Work to do -> Extract from the listing each line in which the word "Пункт" appears.
════════════════
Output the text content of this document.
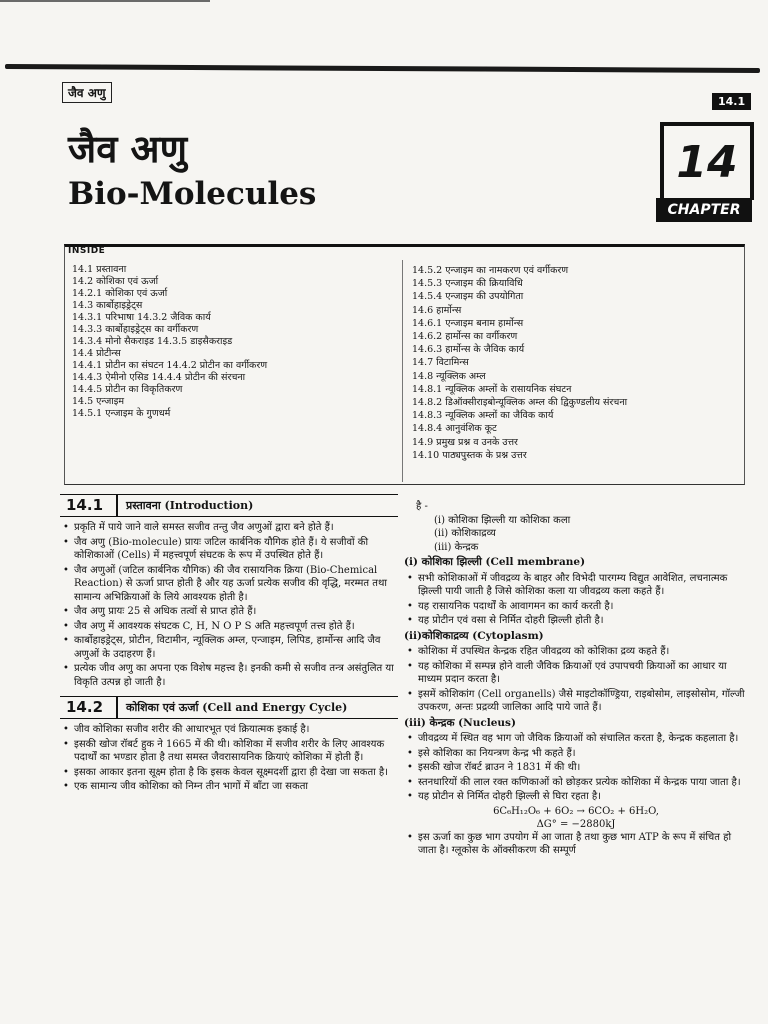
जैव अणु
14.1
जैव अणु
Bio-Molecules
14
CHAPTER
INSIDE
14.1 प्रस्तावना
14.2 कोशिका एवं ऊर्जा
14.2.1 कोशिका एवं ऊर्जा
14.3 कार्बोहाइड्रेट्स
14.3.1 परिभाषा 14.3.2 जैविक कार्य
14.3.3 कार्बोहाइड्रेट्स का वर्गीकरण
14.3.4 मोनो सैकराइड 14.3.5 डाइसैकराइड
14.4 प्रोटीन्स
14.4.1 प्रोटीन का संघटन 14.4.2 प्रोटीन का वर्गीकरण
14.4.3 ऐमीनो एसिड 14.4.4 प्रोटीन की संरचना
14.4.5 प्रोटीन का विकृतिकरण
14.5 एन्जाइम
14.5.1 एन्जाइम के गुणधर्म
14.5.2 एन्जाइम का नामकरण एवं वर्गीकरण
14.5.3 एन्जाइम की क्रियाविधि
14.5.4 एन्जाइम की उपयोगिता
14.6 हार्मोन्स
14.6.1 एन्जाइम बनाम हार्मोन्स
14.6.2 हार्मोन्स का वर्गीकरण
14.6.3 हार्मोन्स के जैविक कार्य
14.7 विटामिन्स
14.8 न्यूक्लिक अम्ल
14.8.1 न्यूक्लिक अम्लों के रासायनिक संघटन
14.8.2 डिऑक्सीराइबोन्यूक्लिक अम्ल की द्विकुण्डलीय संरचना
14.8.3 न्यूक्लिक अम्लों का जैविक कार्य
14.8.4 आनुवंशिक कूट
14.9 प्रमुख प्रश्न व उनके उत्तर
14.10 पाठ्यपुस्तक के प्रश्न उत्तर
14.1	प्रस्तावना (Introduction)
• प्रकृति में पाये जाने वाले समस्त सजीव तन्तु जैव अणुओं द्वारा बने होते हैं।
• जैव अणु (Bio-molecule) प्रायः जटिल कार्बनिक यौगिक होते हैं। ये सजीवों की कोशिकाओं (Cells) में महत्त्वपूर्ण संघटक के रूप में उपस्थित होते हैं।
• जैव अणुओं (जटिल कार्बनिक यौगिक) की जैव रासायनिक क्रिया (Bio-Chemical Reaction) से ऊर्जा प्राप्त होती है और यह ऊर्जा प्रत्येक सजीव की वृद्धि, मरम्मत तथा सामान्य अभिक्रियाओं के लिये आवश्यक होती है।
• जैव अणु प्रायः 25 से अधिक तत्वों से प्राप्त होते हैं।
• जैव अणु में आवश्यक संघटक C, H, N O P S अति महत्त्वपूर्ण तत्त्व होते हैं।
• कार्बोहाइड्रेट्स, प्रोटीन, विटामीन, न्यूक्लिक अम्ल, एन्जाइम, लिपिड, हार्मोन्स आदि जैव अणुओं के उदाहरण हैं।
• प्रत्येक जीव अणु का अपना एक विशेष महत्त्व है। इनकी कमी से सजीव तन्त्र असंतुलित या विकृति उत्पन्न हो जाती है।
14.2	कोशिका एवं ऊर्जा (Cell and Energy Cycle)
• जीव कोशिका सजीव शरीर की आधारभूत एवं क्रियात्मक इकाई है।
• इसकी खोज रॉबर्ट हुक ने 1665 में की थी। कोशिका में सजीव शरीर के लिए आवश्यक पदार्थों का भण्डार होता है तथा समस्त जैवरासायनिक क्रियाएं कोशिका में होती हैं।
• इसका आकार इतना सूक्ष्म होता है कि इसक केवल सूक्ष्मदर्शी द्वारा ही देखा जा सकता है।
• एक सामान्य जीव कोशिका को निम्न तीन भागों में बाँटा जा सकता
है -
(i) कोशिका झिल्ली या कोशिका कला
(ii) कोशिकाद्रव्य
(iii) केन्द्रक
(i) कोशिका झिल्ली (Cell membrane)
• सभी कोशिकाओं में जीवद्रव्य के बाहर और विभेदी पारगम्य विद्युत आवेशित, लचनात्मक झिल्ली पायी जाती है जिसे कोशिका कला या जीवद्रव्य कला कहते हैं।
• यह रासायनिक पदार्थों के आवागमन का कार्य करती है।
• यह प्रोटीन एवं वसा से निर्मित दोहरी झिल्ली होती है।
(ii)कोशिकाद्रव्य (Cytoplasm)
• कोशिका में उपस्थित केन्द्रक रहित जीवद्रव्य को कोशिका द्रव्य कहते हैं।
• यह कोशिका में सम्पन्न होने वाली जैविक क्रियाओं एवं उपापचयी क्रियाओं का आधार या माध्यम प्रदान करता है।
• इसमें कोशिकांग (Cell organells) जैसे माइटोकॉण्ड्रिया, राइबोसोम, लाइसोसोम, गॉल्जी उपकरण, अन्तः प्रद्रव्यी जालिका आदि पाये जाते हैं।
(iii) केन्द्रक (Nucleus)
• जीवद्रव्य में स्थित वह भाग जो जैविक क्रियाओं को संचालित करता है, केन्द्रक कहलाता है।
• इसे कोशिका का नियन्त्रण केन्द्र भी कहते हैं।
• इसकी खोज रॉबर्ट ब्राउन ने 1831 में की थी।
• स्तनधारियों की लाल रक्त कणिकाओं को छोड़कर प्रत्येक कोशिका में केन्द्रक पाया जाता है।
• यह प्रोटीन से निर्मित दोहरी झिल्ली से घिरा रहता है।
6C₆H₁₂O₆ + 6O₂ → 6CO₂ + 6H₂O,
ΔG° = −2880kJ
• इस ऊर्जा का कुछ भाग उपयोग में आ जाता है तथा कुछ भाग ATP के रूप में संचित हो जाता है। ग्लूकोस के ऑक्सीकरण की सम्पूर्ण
════════════════
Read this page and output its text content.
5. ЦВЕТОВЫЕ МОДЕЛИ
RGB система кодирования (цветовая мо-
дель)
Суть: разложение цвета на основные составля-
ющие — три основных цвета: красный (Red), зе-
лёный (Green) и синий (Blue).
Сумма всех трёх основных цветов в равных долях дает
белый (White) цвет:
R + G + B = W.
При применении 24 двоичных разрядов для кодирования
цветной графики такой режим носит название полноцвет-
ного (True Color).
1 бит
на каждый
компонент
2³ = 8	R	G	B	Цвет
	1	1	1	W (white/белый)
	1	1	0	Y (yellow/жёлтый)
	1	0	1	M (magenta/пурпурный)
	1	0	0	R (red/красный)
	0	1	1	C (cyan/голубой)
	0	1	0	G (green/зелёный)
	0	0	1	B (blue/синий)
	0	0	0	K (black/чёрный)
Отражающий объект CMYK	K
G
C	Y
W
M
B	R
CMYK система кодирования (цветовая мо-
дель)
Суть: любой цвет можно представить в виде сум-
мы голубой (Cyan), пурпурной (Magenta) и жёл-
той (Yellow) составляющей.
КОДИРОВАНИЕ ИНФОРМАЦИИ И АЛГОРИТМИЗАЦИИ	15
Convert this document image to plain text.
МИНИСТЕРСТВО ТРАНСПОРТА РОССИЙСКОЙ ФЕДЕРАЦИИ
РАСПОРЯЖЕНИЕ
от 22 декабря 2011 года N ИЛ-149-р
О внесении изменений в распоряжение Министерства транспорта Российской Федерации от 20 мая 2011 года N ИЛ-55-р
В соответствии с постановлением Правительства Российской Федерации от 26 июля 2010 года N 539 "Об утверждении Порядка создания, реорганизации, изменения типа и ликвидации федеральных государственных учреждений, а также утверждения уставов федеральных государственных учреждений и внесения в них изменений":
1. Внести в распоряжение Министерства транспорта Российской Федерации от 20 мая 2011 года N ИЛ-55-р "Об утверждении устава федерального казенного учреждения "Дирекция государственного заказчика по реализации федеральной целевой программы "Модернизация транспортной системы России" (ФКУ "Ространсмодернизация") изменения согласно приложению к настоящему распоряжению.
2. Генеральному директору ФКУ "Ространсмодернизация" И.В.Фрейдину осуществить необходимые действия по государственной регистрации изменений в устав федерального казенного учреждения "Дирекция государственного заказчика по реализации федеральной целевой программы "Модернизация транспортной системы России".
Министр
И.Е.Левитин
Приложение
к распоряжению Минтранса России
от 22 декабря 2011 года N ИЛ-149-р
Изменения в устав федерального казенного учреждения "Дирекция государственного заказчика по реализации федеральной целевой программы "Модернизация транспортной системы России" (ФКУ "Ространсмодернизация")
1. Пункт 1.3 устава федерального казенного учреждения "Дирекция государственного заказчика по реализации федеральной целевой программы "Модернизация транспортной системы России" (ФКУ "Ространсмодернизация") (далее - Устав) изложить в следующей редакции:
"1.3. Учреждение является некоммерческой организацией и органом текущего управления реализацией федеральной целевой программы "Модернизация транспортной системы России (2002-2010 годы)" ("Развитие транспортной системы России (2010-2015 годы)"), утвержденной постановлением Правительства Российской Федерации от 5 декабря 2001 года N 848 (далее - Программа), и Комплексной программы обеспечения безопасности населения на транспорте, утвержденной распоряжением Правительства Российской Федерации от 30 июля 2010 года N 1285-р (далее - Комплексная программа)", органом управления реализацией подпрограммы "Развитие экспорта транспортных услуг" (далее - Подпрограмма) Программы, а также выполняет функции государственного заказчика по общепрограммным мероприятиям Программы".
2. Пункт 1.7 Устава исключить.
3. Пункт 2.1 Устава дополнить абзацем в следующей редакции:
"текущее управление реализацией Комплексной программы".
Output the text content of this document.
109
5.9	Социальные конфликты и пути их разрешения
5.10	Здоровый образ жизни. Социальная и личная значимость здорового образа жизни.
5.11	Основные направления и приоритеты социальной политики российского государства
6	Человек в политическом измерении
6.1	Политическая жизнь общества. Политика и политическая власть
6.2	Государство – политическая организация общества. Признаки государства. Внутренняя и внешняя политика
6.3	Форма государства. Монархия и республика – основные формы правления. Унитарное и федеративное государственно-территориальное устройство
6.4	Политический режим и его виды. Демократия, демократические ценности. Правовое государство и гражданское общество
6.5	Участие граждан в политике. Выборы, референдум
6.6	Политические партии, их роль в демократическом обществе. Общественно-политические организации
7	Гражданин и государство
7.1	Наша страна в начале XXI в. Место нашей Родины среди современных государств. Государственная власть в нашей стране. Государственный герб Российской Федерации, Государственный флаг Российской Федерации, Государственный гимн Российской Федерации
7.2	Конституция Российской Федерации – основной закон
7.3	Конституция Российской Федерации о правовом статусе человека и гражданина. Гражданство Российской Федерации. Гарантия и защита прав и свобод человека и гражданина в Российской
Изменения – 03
════════════════
Right answer ->
1. Пункт 1.3 устава федерального казенного учреждения "Дирекция государственного заказчика по реализации федеральной целевой программы "Модернизация транспортной системы России" (ФКУ "Ространсмодернизация") (далее - Устав) изложить в следующей редакции:
2. Пункт 1.7 Устава исключить.
3. Пункт 2.1 Устава дополнить абзацем в следующей редакции:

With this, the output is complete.